[Data extracted from a collection]
※ ※ ※

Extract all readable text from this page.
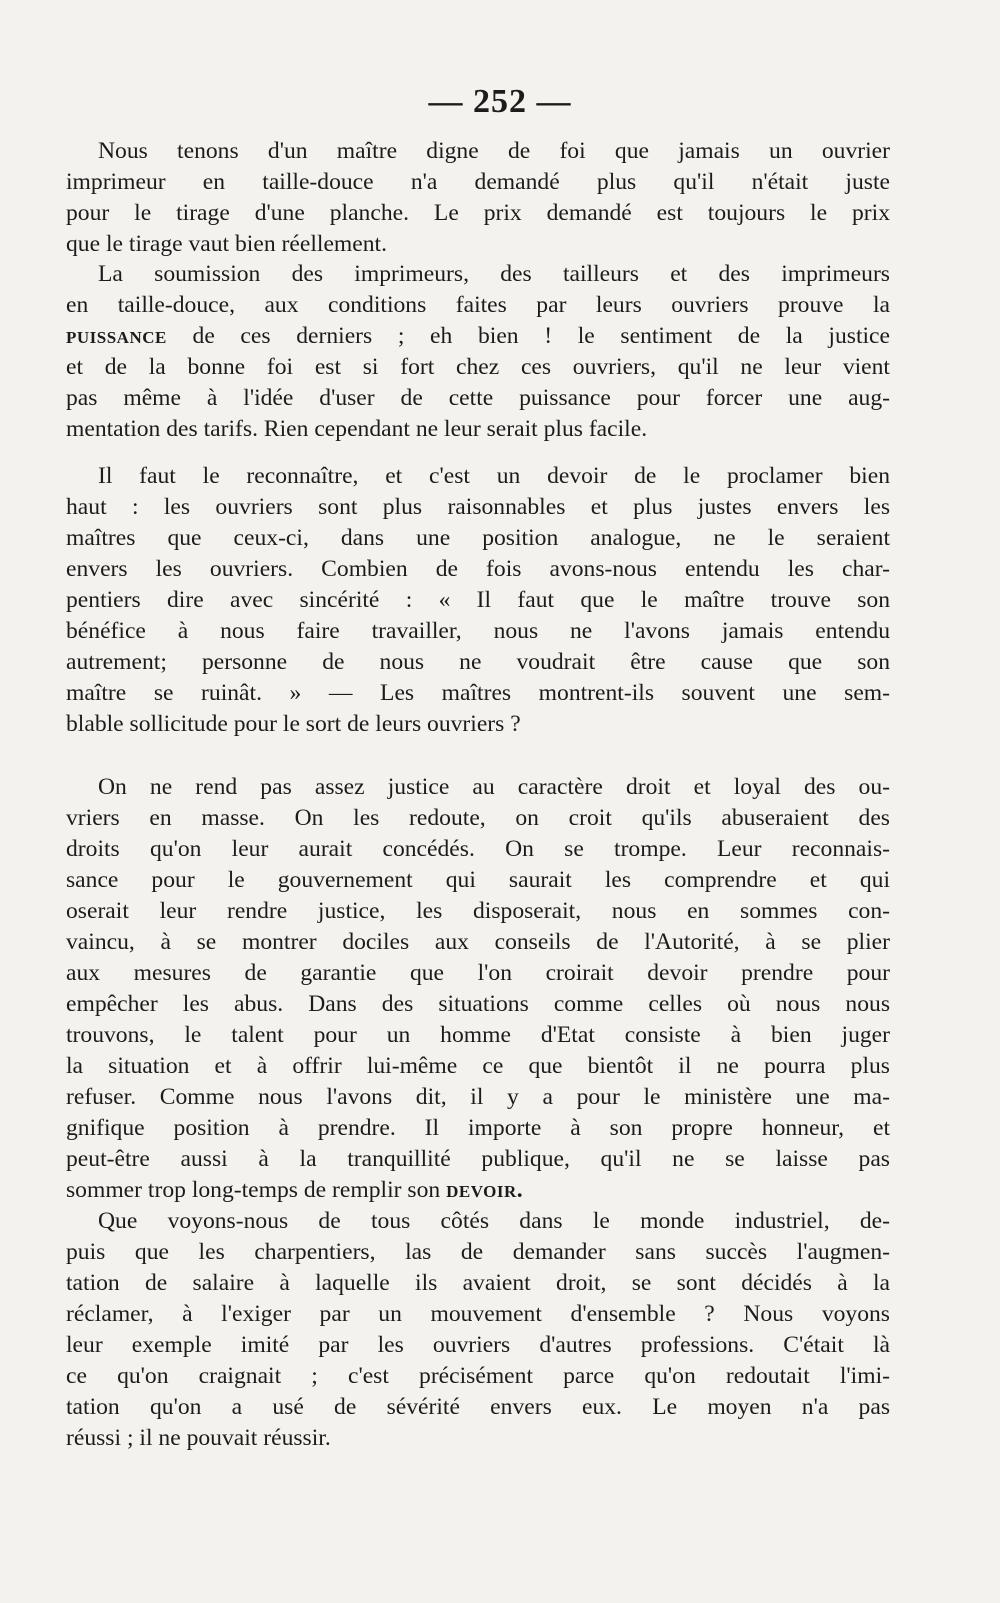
— 252 —
Nous tenons d'un maître digne de foi que jamais un ouvrier
imprimeur en taille-douce n'a demandé plus qu'il n'était juste
pour le tirage d'une planche. Le prix demandé est toujours le prix
que le tirage vaut bien réellement.
La soumission des imprimeurs, des tailleurs et des imprimeurs
en taille-douce, aux conditions faites par leurs ouvriers prouve la
puissance de ces derniers ; eh bien ! le sentiment de la justice
et de la bonne foi est si fort chez ces ouvriers, qu'il ne leur vient
pas même à l'idée d'user de cette puissance pour forcer une aug-
mentation des tarifs. Rien cependant ne leur serait plus facile.
Il faut le reconnaître, et c'est un devoir de le proclamer bien
haut : les ouvriers sont plus raisonnables et plus justes envers les
maîtres que ceux-ci, dans une position analogue, ne le seraient
envers les ouvriers. Combien de fois avons-nous entendu les char-
pentiers dire avec sincérité : « Il faut que le maître trouve son
bénéfice à nous faire travailler, nous ne l'avons jamais entendu
autrement; personne de nous ne voudrait être cause que son
maître se ruinât. » — Les maîtres montrent-ils souvent une sem-
blable sollicitude pour le sort de leurs ouvriers ?
On ne rend pas assez justice au caractère droit et loyal des ou-
vriers en masse. On les redoute, on croit qu'ils abuseraient des
droits qu'on leur aurait concédés. On se trompe. Leur reconnais-
sance pour le gouvernement qui saurait les comprendre et qui
oserait leur rendre justice, les disposerait, nous en sommes con-
vaincu, à se montrer dociles aux conseils de l'Autorité, à se plier
aux mesures de garantie que l'on croirait devoir prendre pour
empêcher les abus. Dans des situations comme celles où nous nous
trouvons, le talent pour un homme d'Etat consiste à bien juger
la situation et à offrir lui-même ce que bientôt il ne pourra plus
refuser. Comme nous l'avons dit, il y a pour le ministère une ma-
gnifique position à prendre. Il importe à son propre honneur, et
peut-être aussi à la tranquillité publique, qu'il ne se laisse pas
sommer trop long-temps de remplir son devoir.
Que voyons-nous de tous côtés dans le monde industriel, de-
puis que les charpentiers, las de demander sans succès l'augmen-
tation de salaire à laquelle ils avaient droit, se sont décidés à la
réclamer, à l'exiger par un mouvement d'ensemble ? Nous voyons
leur exemple imité par les ouvriers d'autres professions. C'était là
ce qu'on craignait ; c'est précisément parce qu'on redoutait l'imi-
tation qu'on a usé de sévérité envers eux. Le moyen n'a pas
réussi ; il ne pouvait réussir.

※ ※ ※

# Request:
Pick out the lines containing the word "demandé" and show them.

# Answer to this exercise:
imprimeur en taille-douce n'a demandé plus qu'il n'était juste
pour le tirage d'une planche. Le prix demandé est toujours le prix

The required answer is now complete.